Set task => Spot each line that carries the word "день"; copy those lines.

Exercise materials =>
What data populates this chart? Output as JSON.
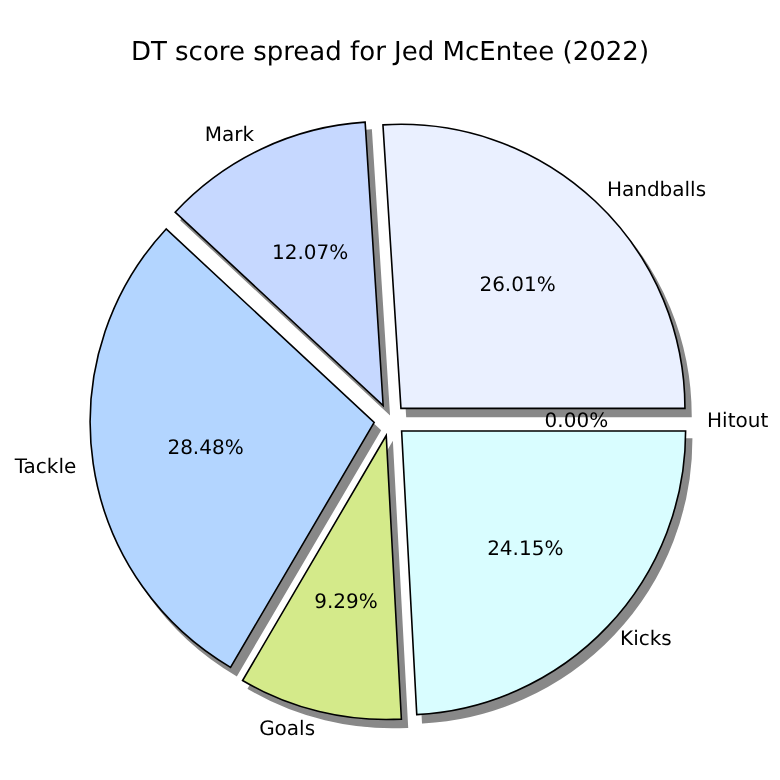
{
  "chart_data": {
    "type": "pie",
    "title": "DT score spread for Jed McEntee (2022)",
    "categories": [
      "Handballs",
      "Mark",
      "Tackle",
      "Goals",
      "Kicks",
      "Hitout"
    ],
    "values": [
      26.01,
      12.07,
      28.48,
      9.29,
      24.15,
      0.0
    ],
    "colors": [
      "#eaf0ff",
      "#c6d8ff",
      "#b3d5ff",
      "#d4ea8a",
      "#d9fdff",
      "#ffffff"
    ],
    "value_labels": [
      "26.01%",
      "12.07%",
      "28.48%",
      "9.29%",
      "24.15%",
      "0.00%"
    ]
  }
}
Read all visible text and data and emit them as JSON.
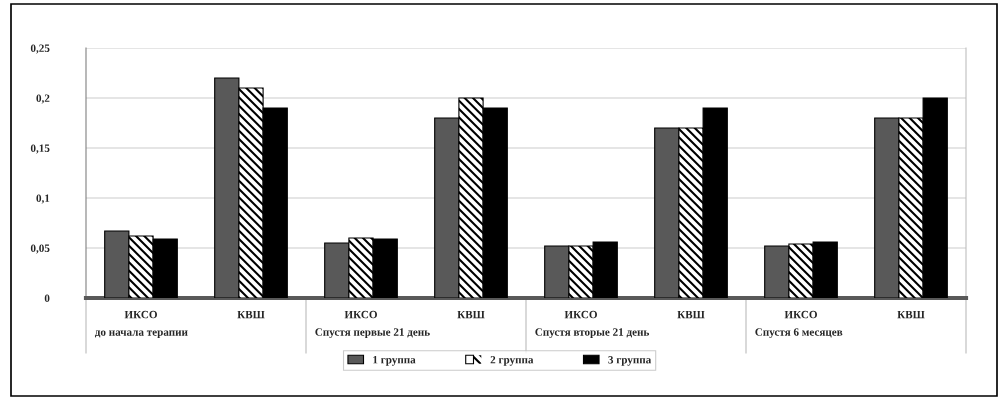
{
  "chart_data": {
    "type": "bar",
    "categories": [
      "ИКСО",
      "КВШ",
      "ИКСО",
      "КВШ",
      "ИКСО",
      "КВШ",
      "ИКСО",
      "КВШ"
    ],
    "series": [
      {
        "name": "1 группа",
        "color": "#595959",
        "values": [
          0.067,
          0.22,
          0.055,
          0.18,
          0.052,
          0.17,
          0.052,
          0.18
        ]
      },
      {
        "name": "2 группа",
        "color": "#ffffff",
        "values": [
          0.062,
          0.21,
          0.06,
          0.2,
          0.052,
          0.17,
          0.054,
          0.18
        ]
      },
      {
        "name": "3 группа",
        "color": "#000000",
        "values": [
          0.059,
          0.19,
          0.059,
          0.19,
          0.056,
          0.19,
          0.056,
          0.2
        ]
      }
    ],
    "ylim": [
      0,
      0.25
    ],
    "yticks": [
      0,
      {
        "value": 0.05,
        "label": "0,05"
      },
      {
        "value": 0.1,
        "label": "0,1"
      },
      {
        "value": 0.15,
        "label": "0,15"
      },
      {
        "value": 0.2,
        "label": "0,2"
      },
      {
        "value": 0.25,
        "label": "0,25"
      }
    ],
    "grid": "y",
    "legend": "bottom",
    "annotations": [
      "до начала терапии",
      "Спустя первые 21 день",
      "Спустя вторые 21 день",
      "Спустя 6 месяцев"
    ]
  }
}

Answer below =>
      "Спустя первые 21 день",
      "Спустя вторые 21 день",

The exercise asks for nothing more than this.